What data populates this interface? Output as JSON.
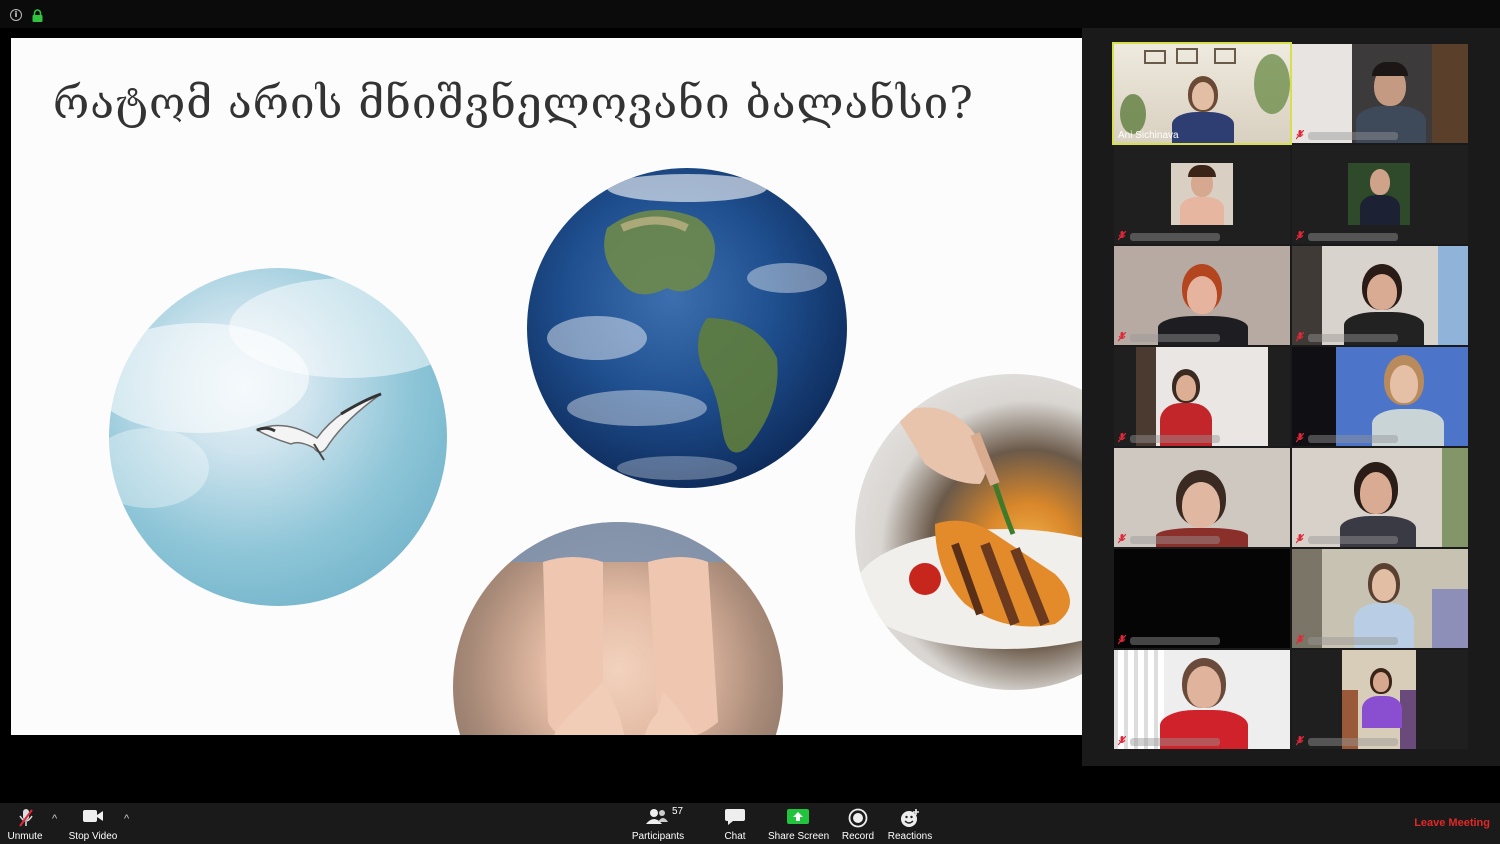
{
  "slide": {
    "title": "რატომ არის მნიშვნელოვანი ბალანსი?"
  },
  "participants_panel": {
    "active_speaker_name": "Ani Sichinava",
    "tiles": [
      {
        "name": "Ani Sichinava",
        "muted": false,
        "active": true
      },
      {
        "name": "",
        "muted": true
      },
      {
        "name": "",
        "muted": true
      },
      {
        "name": "",
        "muted": true
      },
      {
        "name": "",
        "muted": true
      },
      {
        "name": "",
        "muted": true
      },
      {
        "name": "",
        "muted": true
      },
      {
        "name": "",
        "muted": true
      },
      {
        "name": "",
        "muted": true
      },
      {
        "name": "",
        "muted": true
      },
      {
        "name": "",
        "muted": true
      },
      {
        "name": "",
        "muted": true
      },
      {
        "name": "",
        "muted": true
      },
      {
        "name": "",
        "muted": true
      }
    ]
  },
  "toolbar": {
    "unmute_label": "Unmute",
    "stop_video_label": "Stop Video",
    "participants_label": "Participants",
    "participants_count": "57",
    "chat_label": "Chat",
    "share_screen_label": "Share Screen",
    "record_label": "Record",
    "reactions_label": "Reactions",
    "leave_label": "Leave Meeting"
  },
  "colors": {
    "leave": "#e02828",
    "share_green": "#21c43c",
    "active_border": "#d7e04a",
    "muted_red": "#e0283a"
  }
}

*-*-*

WHAT TO WORK ON: Leave the pictures out and reproduce each record exactly as written.

SOLUTION FOR THIS TASK:
What data populates this interface? Output as JSON.
{
  "slide": {
    "title": "რატომ არის მნიშვნელოვანი ბალანსი?"
  },
  "participants_panel": {
    "active_speaker_name": "Ani Sichinava",
    "tiles": [
      {
        "name": "Ani Sichinava",
        "muted": false,
        "active": true
      },
      {
        "name": "",
        "muted": true
      },
      {
        "name": "",
        "muted": true
      },
      {
        "name": "",
        "muted": true
      },
      {
        "name": "",
        "muted": true
      },
      {
        "name": "",
        "muted": true
      },
      {
        "name": "",
        "muted": true
      },
      {
        "name": "",
        "muted": true
      },
      {
        "name": "",
        "muted": true
      },
      {
        "name": "",
        "muted": true
      },
      {
        "name": "",
        "muted": true
      },
      {
        "name": "",
        "muted": true
      },
      {
        "name": "",
        "muted": true
      },
      {
        "name": "",
        "muted": true
      }
    ]
  },
  "toolbar": {
    "unmute_label": "Unmute",
    "stop_video_label": "Stop Video",
    "participants_label": "Participants",
    "participants_count": "57",
    "chat_label": "Chat",
    "share_screen_label": "Share Screen",
    "record_label": "Record",
    "reactions_label": "Reactions",
    "leave_label": "Leave Meeting"
  },
  "colors": {
    "leave": "#e02828",
    "share_green": "#21c43c",
    "active_border": "#d7e04a",
    "muted_red": "#e0283a"
  }
}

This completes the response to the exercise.